### TASK DIRECTIONS
The records should be repeated word for word, pictures excluded.

Records from a collection
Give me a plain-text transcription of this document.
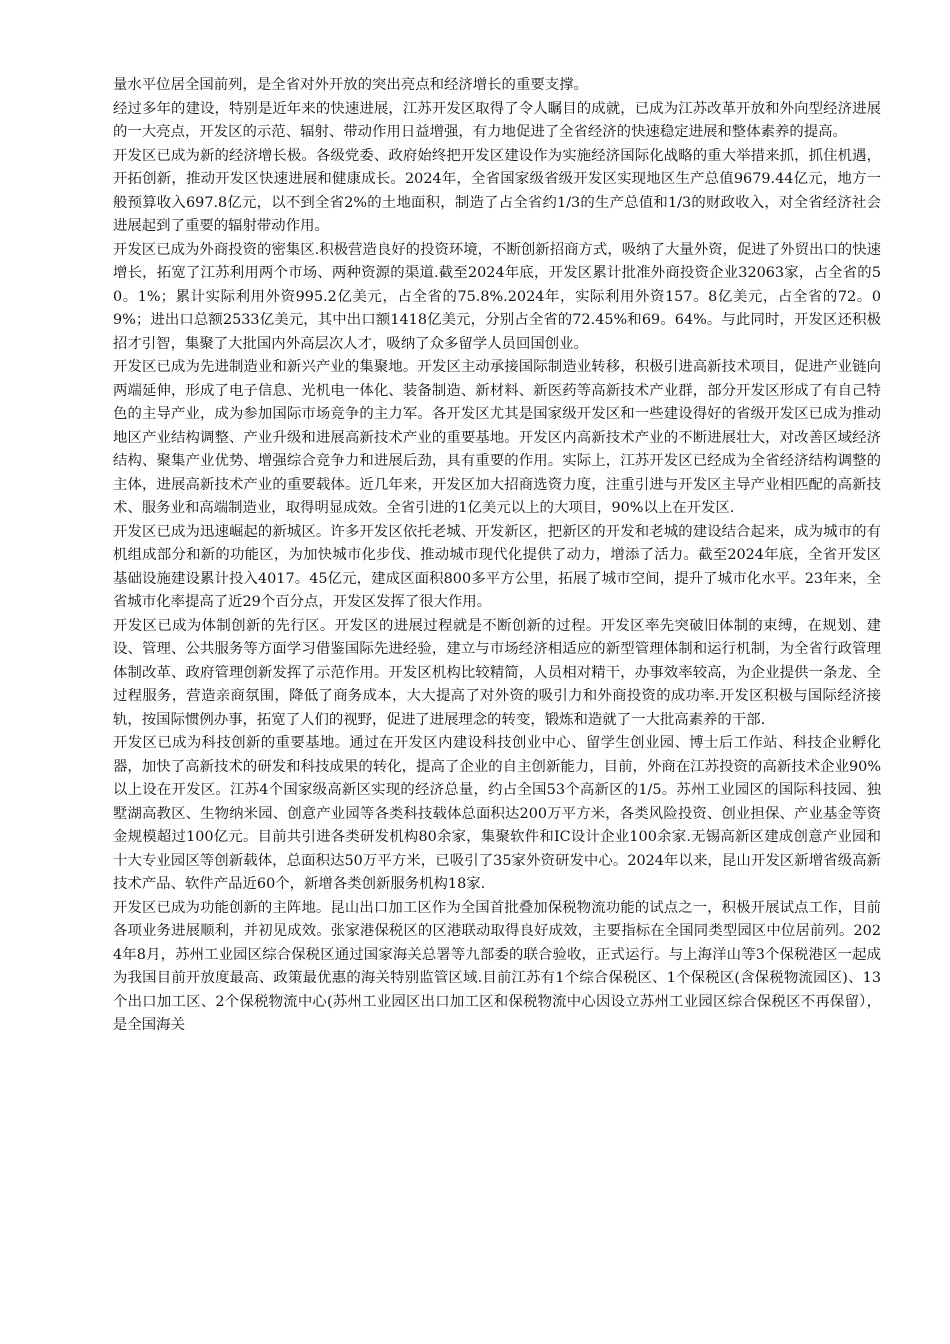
量水平位居全国前列，是全省对外开放的突出亮点和经济增长的重要支撑。

经过多年的建设，特别是近年来的快速进展，江苏开发区取得了令人瞩目的成就，已成为江苏改革开放和外向型经济进展的一大亮点，开发区的示范、辐射、带动作用日益增强，有力地促进了全省经济的快速稳定进展和整体素养的提高。

开发区已成为新的经济增长极。各级党委、政府始终把开发区建设作为实施经济国际化战略的重大举措来抓，抓住机遇，开拓创新，推动开发区快速进展和健康成长。2024年，全省国家级省级开发区实现地区生产总值9679.44亿元，地方一般预算收入697.8亿元，以不到全省2%的土地面积，制造了占全省约1/3的生产总值和1/3的财政收入，对全省经济社会进展起到了重要的辐射带动作用。

开发区已成为外商投资的密集区.积极营造良好的投资环境，不断创新招商方式，吸纳了大量外资，促进了外贸出口的快速增长，拓宽了江苏利用两个市场、两种资源的渠道.截至2024年底，开发区累计批准外商投资企业32063家，占全省的50。1%；累计实际利用外资995.2亿美元，占全省的75.8%.2024年，实际利用外资157。8亿美元，占全省的72。09%；进出口总额2533亿美元，其中出口额1418亿美元，分别占全省的72.45%和69。64%。与此同时，开发区还积极招才引智，集聚了大批国内外高层次人才，吸纳了众多留学人员回国创业。

开发区已成为先进制造业和新兴产业的集聚地。开发区主动承接国际制造业转移，积极引进高新技术项目，促进产业链向两端延伸，形成了电子信息、光机电一体化、装备制造、新材料、新医药等高新技术产业群，部分开发区形成了有自己特色的主导产业，成为参加国际市场竞争的主力军。各开发区尤其是国家级开发区和一些建设得好的省级开发区已成为推动地区产业结构调整、产业升级和进展高新技术产业的重要基地。开发区内高新技术产业的不断进展壮大，对改善区域经济结构、聚集产业优势、增强综合竞争力和进展后劲，具有重要的作用。实际上，江苏开发区已经成为全省经济结构调整的主体，进展高新技术产业的重要载体。近几年来，开发区加大招商选资力度，注重引进与开发区主导产业相匹配的高新技术、服务业和高端制造业，取得明显成效。全省引进的1亿美元以上的大项目，90%以上在开发区.

开发区已成为迅速崛起的新城区。许多开发区依托老城、开发新区，把新区的开发和老城的建设结合起来，成为城市的有机组成部分和新的功能区，为加快城市化步伐、推动城市现代化提供了动力，增添了活力。截至2024年底，全省开发区基础设施建设累计投入4017。45亿元，建成区面积800多平方公里，拓展了城市空间，提升了城市化水平。23年来，全省城市化率提高了近29个百分点，开发区发挥了很大作用。

开发区已成为体制创新的先行区。开发区的进展过程就是不断创新的过程。开发区率先突破旧体制的束缚，在规划、建设、管理、公共服务等方面学习借鉴国际先进经验，建立与市场经济相适应的新型管理体制和运行机制，为全省行政管理体制改革、政府管理创新发挥了示范作用。开发区机构比较精简，人员相对精干，办事效率较高，为企业提供一条龙、全过程服务，营造亲商氛围，降低了商务成本，大大提高了对外资的吸引力和外商投资的成功率.开发区积极与国际经济接轨，按国际惯例办事，拓宽了人们的视野，促进了进展理念的转变，锻炼和造就了一大批高素养的干部.

开发区已成为科技创新的重要基地。通过在开发区内建设科技创业中心、留学生创业园、博士后工作站、科技企业孵化器，加快了高新技术的研发和科技成果的转化，提高了企业的自主创新能力，目前，外商在江苏投资的高新技术企业90%以上设在开发区。江苏4个国家级高新区实现的经济总量，约占全国53个高新区的1/5。苏州工业园区的国际科技园、独墅湖高教区、生物纳米园、创意产业园等各类科技载体总面积达200万平方米，各类风险投资、创业担保、产业基金等资金规模超过100亿元。目前共引进各类研发机构80余家，集聚软件和IC设计企业100余家.无锡高新区建成创意产业园和十大专业园区等创新载体，总面积达50万平方米，已吸引了35家外资研发中心。2024年以来，昆山开发区新增省级高新技术产品、软件产品近60个，新增各类创新服务机构18家.

开发区已成为功能创新的主阵地。昆山出口加工区作为全国首批叠加保税物流功能的试点之一，积极开展试点工作，目前各项业务进展顺利，并初见成效。张家港保税区的区港联动取得良好成效，主要指标在全国同类型园区中位居前列。2024年8月，苏州工业园区综合保税区通过国家海关总署等九部委的联合验收，正式运行。与上海洋山等3个保税港区一起成为我国目前开放度最高、政策最优惠的海关特别监管区域.目前江苏有1个综合保税区、1个保税区(含保税物流园区)、13个出口加工区、2个保税物流中心(苏州工业园区出口加工区和保税物流中心因设立苏州工业园区综合保税区不再保留），是全国海关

### OUTPUT
Give me a plain-text transcription of this document.
量水平位居全国前列，是全省对外开放的突出亮点和经济增长的重要支撑。

经过多年的建设，特别是近年来的快速进展，江苏开发区取得了令人瞩目的成就，已成为江苏改革开放和外向型经济进展的一大亮点，开发区的示范、辐射、带动作用日益增强，有力地促进了全省经济的快速稳定进展和整体素养的提高。

开发区已成为新的经济增长极。各级党委、政府始终把开发区建设作为实施经济国际化战略的重大举措来抓，抓住机遇，开拓创新，推动开发区快速进展和健康成长。2024年，全省国家级省级开发区实现地区生产总值9679.44亿元，地方一般预算收入697.8亿元，以不到全省2%的土地面积，制造了占全省约1/3的生产总值和1/3的财政收入，对全省经济社会进展起到了重要的辐射带动作用。

开发区已成为外商投资的密集区.积极营造良好的投资环境，不断创新招商方式，吸纳了大量外资，促进了外贸出口的快速增长，拓宽了江苏利用两个市场、两种资源的渠道.截至2024年底，开发区累计批准外商投资企业32063家，占全省的50。1%；累计实际利用外资995.2亿美元，占全省的75.8%.2024年，实际利用外资157。8亿美元，占全省的72。09%；进出口总额2533亿美元，其中出口额1418亿美元，分别占全省的72.45%和69。64%。与此同时，开发区还积极招才引智，集聚了大批国内外高层次人才，吸纳了众多留学人员回国创业。

开发区已成为先进制造业和新兴产业的集聚地。开发区主动承接国际制造业转移，积极引进高新技术项目，促进产业链向两端延伸，形成了电子信息、光机电一体化、装备制造、新材料、新医药等高新技术产业群，部分开发区形成了有自己特色的主导产业，成为参加国际市场竞争的主力军。各开发区尤其是国家级开发区和一些建设得好的省级开发区已成为推动地区产业结构调整、产业升级和进展高新技术产业的重要基地。开发区内高新技术产业的不断进展壮大，对改善区域经济结构、聚集产业优势、增强综合竞争力和进展后劲，具有重要的作用。实际上，江苏开发区已经成为全省经济结构调整的主体，进展高新技术产业的重要载体。近几年来，开发区加大招商选资力度，注重引进与开发区主导产业相匹配的高新技术、服务业和高端制造业，取得明显成效。全省引进的1亿美元以上的大项目，90%以上在开发区.

开发区已成为迅速崛起的新城区。许多开发区依托老城、开发新区，把新区的开发和老城的建设结合起来，成为城市的有机组成部分和新的功能区，为加快城市化步伐、推动城市现代化提供了动力，增添了活力。截至2024年底，全省开发区基础设施建设累计投入4017。45亿元，建成区面积800多平方公里，拓展了城市空间，提升了城市化水平。23年来，全省城市化率提高了近29个百分点，开发区发挥了很大作用。

开发区已成为体制创新的先行区。开发区的进展过程就是不断创新的过程。开发区率先突破旧体制的束缚，在规划、建设、管理、公共服务等方面学习借鉴国际先进经验，建立与市场经济相适应的新型管理体制和运行机制，为全省行政管理体制改革、政府管理创新发挥了示范作用。开发区机构比较精简，人员相对精干，办事效率较高，为企业提供一条龙、全过程服务，营造亲商氛围，降低了商务成本，大大提高了对外资的吸引力和外商投资的成功率.开发区积极与国际经济接轨，按国际惯例办事，拓宽了人们的视野，促进了进展理念的转变，锻炼和造就了一大批高素养的干部.

开发区已成为科技创新的重要基地。通过在开发区内建设科技创业中心、留学生创业园、博士后工作站、科技企业孵化器，加快了高新技术的研发和科技成果的转化，提高了企业的自主创新能力，目前，外商在江苏投资的高新技术企业90%以上设在开发区。江苏4个国家级高新区实现的经济总量，约占全国53个高新区的1/5。苏州工业园区的国际科技园、独墅湖高教区、生物纳米园、创意产业园等各类科技载体总面积达200万平方米，各类风险投资、创业担保、产业基金等资金规模超过100亿元。目前共引进各类研发机构80余家，集聚软件和IC设计企业100余家.无锡高新区建成创意产业园和十大专业园区等创新载体，总面积达50万平方米，已吸引了35家外资研发中心。2024年以来，昆山开发区新增省级高新技术产品、软件产品近60个，新增各类创新服务机构18家.

开发区已成为功能创新的主阵地。昆山出口加工区作为全国首批叠加保税物流功能的试点之一，积极开展试点工作，目前各项业务进展顺利，并初见成效。张家港保税区的区港联动取得良好成效，主要指标在全国同类型园区中位居前列。2024年8月，苏州工业园区综合保税区通过国家海关总署等九部委的联合验收，正式运行。与上海洋山等3个保税港区一起成为我国目前开放度最高、政策最优惠的海关特别监管区域.目前江苏有1个综合保税区、1个保税区(含保税物流园区)、13个出口加工区、2个保税物流中心(苏州工业园区出口加工区和保税物流中心因设立苏州工业园区综合保税区不再保留），是全国海关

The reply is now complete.